Description of the task
Copy out the lines that have "schema" in them.

☆ ☆ ☆ ☆ ☆

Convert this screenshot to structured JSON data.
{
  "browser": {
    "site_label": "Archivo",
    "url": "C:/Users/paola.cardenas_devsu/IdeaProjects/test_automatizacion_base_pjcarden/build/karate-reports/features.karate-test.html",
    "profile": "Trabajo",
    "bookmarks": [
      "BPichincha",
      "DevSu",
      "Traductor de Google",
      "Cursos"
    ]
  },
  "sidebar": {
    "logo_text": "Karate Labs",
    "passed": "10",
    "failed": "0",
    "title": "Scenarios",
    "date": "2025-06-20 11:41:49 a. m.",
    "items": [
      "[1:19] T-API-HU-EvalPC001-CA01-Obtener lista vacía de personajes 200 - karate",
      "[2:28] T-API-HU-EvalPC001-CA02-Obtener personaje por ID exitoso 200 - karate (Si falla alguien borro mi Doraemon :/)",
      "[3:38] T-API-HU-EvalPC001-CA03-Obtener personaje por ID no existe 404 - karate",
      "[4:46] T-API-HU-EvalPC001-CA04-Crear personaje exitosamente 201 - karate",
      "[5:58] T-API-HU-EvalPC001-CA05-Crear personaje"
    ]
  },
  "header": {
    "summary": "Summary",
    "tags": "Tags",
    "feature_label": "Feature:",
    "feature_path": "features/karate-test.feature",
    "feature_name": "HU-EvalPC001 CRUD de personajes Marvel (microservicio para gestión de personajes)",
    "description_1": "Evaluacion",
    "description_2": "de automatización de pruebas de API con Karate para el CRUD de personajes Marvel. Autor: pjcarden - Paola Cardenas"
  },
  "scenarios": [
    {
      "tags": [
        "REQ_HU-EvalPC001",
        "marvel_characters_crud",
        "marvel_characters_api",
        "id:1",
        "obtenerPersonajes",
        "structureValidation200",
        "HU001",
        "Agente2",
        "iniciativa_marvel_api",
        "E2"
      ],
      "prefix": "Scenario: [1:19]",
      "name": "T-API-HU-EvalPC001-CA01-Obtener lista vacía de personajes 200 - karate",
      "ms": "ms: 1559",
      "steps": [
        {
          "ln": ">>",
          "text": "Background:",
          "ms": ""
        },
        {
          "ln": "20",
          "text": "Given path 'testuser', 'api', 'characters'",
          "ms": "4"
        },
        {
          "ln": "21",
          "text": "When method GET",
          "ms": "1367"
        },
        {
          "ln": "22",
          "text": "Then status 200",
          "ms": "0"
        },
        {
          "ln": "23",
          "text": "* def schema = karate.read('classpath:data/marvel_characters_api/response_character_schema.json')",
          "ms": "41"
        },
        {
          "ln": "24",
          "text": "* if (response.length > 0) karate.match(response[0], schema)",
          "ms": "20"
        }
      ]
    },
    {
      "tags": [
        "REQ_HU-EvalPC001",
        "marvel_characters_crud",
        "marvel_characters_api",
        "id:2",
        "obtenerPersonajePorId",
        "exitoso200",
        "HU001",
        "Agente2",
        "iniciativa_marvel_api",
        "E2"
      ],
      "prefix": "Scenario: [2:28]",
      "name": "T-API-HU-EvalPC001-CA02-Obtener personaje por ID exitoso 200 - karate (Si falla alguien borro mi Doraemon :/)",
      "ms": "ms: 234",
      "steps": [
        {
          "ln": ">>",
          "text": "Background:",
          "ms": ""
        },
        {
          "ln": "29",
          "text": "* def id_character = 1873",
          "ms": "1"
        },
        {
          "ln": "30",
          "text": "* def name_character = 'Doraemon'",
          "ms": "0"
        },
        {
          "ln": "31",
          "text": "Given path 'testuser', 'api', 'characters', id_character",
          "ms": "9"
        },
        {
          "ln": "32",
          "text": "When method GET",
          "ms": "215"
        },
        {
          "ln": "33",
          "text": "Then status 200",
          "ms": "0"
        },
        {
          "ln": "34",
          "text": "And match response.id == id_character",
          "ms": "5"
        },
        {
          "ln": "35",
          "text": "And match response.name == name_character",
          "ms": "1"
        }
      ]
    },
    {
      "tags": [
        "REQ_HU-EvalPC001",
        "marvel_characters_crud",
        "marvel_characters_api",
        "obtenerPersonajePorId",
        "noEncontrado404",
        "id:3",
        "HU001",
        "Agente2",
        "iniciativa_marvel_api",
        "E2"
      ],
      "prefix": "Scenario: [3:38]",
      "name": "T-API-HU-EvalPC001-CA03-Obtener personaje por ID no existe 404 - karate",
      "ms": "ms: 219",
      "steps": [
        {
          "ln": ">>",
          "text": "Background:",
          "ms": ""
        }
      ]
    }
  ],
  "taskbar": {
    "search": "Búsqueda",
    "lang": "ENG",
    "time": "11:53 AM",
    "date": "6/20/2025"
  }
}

☆ ☆ ☆ ☆ ☆

Complete answer
          "text": "* def schema = karate.read('classpath:data/marvel_characters_api/response_character_schema.json')",
          "text": "* if (response.length > 0) karate.match(response[0], schema)",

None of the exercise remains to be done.